Extracts from a graphics dataset:
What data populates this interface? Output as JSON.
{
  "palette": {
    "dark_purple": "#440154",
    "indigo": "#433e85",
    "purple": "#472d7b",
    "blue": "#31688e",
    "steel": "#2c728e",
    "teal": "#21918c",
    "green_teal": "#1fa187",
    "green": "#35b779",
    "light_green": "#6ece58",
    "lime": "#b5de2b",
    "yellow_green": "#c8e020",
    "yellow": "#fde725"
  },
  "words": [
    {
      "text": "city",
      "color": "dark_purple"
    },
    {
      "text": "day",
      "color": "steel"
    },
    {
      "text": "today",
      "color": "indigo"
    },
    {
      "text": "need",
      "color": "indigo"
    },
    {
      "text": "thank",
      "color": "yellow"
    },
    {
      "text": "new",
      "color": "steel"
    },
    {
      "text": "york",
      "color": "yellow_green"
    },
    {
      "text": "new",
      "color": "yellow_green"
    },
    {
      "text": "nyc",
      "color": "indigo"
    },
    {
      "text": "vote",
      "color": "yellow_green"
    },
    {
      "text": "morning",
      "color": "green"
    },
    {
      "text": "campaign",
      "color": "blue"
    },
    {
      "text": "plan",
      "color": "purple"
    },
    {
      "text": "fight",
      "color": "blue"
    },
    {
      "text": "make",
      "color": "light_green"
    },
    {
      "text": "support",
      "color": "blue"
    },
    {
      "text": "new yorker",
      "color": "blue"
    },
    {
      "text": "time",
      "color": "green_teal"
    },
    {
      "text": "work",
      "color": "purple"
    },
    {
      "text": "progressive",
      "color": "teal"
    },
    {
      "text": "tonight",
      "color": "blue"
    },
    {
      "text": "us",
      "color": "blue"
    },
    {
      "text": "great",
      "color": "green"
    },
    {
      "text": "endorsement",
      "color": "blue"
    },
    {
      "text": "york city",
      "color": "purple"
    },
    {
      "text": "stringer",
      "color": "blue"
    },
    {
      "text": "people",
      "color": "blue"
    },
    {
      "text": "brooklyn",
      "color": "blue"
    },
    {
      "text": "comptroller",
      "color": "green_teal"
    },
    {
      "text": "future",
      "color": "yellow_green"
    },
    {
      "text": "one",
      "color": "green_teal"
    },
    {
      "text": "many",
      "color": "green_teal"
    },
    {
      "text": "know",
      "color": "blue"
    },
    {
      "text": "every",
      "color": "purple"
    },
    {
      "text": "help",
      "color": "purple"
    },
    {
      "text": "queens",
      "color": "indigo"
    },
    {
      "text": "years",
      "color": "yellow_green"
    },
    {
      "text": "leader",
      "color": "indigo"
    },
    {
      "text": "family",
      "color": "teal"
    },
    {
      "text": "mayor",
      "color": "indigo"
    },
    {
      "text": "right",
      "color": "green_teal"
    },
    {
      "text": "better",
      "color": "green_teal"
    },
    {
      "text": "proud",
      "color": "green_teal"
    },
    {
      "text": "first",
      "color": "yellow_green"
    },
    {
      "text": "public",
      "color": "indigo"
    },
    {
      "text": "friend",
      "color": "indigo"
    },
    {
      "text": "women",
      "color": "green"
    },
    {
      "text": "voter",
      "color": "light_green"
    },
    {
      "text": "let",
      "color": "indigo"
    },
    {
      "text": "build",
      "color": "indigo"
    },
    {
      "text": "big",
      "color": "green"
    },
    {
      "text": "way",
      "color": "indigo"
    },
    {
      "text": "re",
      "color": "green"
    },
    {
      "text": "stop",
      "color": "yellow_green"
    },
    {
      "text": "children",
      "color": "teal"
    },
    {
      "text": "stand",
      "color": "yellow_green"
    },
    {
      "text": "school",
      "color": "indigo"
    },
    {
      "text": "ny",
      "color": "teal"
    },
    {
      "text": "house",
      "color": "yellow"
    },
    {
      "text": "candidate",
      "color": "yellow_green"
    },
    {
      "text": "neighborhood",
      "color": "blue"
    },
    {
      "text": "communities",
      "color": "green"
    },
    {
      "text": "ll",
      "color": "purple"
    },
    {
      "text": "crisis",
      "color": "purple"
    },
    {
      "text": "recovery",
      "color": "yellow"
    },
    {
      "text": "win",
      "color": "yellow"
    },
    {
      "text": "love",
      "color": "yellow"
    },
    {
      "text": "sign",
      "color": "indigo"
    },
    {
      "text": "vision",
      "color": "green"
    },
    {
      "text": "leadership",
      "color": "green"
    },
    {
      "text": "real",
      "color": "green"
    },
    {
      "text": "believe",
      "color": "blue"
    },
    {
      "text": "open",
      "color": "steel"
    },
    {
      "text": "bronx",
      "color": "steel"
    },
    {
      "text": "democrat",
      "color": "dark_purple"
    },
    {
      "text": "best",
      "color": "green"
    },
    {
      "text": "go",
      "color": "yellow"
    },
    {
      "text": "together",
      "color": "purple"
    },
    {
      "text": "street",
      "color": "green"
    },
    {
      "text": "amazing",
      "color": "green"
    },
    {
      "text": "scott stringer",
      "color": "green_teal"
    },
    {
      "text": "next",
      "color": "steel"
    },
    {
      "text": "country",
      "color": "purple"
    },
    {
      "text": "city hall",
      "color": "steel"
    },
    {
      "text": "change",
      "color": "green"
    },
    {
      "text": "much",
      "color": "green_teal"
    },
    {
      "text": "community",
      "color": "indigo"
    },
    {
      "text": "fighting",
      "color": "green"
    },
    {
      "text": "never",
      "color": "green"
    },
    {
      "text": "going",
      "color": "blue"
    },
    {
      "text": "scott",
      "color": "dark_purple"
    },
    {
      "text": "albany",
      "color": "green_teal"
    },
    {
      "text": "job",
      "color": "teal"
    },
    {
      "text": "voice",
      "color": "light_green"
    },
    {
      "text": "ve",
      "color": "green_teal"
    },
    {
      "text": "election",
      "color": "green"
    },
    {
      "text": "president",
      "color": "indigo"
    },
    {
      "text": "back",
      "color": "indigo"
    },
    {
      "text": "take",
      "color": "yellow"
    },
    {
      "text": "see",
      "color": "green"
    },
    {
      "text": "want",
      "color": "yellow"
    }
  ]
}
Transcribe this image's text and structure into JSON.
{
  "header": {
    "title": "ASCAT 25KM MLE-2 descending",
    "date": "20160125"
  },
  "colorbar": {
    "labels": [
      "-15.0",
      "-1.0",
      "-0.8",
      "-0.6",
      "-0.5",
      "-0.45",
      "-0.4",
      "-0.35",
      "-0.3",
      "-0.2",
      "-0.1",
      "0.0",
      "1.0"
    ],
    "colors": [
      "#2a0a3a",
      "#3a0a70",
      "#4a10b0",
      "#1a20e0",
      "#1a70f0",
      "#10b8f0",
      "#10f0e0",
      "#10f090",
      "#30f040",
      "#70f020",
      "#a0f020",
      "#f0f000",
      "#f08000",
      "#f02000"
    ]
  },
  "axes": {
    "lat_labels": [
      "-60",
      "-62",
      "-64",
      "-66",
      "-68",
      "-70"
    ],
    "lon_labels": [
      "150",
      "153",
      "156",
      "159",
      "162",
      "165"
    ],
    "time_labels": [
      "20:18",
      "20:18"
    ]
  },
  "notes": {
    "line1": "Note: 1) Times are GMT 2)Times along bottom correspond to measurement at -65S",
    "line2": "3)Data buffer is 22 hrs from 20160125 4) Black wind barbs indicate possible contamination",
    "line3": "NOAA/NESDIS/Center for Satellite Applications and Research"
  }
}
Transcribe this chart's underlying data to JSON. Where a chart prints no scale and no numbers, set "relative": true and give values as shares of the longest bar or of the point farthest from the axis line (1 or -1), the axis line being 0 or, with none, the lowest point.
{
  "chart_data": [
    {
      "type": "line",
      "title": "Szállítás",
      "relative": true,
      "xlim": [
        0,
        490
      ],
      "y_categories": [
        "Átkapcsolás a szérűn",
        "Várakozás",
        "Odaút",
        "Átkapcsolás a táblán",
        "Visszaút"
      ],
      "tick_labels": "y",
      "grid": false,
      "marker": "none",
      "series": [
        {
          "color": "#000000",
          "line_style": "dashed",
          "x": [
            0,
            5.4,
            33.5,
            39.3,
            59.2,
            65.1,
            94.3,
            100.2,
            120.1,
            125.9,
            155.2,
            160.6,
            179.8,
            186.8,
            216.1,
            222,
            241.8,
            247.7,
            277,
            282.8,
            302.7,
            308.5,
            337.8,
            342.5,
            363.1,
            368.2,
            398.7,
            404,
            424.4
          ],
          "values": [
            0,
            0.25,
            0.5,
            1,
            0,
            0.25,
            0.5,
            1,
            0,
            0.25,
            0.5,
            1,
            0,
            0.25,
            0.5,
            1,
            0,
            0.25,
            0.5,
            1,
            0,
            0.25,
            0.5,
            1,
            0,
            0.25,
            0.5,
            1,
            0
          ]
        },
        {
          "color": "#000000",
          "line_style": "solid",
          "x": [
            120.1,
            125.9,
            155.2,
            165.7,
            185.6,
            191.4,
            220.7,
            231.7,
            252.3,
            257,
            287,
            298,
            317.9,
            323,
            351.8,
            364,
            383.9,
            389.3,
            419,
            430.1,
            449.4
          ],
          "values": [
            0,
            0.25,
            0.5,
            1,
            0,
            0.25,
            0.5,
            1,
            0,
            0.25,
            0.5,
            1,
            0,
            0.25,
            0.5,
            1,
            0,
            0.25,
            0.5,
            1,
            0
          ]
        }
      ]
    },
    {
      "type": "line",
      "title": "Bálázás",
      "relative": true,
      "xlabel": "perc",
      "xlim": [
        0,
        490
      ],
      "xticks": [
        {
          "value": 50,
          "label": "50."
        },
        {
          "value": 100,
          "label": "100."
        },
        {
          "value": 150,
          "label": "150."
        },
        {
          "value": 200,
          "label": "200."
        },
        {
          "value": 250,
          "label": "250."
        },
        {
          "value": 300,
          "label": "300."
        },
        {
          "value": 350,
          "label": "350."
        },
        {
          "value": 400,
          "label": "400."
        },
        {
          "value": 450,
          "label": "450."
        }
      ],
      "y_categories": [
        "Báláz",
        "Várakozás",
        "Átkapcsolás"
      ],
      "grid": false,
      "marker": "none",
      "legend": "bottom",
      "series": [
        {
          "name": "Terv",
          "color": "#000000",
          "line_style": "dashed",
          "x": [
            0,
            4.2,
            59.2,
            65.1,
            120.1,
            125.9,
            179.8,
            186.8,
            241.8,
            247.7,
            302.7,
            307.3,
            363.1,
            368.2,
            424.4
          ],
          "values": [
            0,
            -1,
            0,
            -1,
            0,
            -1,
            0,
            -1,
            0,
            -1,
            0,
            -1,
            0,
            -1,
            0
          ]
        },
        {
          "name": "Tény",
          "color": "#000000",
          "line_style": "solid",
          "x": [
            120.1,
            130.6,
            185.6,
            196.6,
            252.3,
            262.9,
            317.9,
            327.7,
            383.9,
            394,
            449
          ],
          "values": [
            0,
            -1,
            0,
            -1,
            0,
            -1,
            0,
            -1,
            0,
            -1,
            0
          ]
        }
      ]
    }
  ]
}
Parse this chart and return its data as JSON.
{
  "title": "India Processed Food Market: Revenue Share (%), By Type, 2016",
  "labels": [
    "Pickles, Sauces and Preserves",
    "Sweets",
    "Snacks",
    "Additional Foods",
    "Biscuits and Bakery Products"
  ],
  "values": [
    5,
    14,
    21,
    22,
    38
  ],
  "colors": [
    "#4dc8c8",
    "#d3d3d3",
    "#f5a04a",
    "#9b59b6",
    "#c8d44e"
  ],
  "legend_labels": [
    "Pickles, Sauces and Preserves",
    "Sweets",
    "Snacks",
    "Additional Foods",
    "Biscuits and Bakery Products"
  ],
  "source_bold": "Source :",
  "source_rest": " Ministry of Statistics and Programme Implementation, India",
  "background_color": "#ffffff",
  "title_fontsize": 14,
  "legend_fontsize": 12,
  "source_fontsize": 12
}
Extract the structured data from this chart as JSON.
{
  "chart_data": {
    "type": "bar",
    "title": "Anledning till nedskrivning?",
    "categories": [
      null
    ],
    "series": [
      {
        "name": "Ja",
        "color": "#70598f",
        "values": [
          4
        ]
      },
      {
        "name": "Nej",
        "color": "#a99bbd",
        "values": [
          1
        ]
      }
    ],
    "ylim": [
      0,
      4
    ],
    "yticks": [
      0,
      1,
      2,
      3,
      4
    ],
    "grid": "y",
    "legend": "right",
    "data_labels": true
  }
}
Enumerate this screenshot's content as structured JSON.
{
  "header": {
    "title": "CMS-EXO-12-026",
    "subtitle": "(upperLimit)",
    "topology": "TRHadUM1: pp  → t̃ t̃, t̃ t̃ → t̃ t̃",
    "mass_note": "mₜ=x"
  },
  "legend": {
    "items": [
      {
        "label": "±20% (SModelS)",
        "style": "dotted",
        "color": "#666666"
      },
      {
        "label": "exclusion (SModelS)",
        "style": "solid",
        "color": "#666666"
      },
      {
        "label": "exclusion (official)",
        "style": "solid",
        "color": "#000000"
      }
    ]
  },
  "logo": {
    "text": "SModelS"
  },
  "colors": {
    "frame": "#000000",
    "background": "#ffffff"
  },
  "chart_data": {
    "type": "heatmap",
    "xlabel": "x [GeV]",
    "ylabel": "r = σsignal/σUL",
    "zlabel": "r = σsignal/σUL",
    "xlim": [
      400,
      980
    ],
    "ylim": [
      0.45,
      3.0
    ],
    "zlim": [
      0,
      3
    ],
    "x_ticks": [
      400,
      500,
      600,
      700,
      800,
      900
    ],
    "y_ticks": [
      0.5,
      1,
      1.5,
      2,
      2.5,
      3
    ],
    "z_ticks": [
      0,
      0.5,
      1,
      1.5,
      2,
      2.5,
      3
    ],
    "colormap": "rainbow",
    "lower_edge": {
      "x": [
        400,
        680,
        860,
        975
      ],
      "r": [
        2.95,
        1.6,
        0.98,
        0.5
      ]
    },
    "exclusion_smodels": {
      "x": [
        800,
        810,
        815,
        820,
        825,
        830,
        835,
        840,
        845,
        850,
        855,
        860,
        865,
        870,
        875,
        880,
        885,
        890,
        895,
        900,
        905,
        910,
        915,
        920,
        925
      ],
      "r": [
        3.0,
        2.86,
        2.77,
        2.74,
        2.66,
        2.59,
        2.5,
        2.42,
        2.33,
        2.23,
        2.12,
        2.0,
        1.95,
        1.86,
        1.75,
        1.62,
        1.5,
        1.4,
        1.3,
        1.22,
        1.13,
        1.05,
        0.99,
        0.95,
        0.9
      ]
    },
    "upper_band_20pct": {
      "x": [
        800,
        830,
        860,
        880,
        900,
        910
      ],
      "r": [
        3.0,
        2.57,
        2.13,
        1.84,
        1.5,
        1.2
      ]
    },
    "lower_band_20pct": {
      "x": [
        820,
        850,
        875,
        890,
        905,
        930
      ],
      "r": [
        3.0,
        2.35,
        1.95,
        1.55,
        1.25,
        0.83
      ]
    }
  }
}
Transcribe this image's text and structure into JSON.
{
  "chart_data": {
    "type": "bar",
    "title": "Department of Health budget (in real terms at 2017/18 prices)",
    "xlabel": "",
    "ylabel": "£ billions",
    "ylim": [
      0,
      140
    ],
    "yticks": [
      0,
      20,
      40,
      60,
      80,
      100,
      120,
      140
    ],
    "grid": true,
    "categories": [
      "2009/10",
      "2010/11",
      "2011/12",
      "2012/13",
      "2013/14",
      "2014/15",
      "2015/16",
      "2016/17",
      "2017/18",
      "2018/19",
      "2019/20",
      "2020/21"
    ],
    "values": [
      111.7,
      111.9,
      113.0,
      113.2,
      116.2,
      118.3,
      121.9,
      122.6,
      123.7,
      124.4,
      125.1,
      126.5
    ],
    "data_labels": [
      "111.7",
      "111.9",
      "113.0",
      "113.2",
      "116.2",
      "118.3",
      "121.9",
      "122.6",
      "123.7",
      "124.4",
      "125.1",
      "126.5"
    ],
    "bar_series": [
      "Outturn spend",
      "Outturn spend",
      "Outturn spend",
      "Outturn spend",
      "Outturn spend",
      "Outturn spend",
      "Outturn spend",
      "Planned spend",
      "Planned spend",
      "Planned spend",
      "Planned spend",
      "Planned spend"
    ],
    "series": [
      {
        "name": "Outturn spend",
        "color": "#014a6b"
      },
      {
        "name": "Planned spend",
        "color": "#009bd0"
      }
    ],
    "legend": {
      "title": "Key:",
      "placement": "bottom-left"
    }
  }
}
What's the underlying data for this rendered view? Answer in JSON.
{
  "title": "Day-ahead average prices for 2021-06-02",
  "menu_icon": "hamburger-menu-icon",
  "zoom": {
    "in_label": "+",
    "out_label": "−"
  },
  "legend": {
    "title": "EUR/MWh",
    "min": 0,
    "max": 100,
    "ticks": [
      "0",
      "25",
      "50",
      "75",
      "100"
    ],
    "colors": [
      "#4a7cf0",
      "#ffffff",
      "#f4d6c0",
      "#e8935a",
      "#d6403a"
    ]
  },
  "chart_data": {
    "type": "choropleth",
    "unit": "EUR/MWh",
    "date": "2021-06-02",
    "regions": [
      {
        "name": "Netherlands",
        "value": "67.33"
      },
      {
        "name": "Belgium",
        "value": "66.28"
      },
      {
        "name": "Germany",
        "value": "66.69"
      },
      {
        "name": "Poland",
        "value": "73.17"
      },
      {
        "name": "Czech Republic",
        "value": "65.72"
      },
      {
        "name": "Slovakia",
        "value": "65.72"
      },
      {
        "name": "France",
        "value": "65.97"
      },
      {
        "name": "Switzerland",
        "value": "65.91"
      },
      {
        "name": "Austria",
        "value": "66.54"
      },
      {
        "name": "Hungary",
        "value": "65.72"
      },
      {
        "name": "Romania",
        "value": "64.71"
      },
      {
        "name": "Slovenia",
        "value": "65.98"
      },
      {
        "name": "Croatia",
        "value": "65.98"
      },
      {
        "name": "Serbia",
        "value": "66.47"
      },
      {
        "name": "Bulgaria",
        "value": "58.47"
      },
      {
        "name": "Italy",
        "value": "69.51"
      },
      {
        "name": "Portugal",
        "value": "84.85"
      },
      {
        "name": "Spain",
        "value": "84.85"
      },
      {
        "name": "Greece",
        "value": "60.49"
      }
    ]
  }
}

▶ **Task directions**
Count how many lines hold the string "real" and give that number alone.

▶ **Result of the task**
2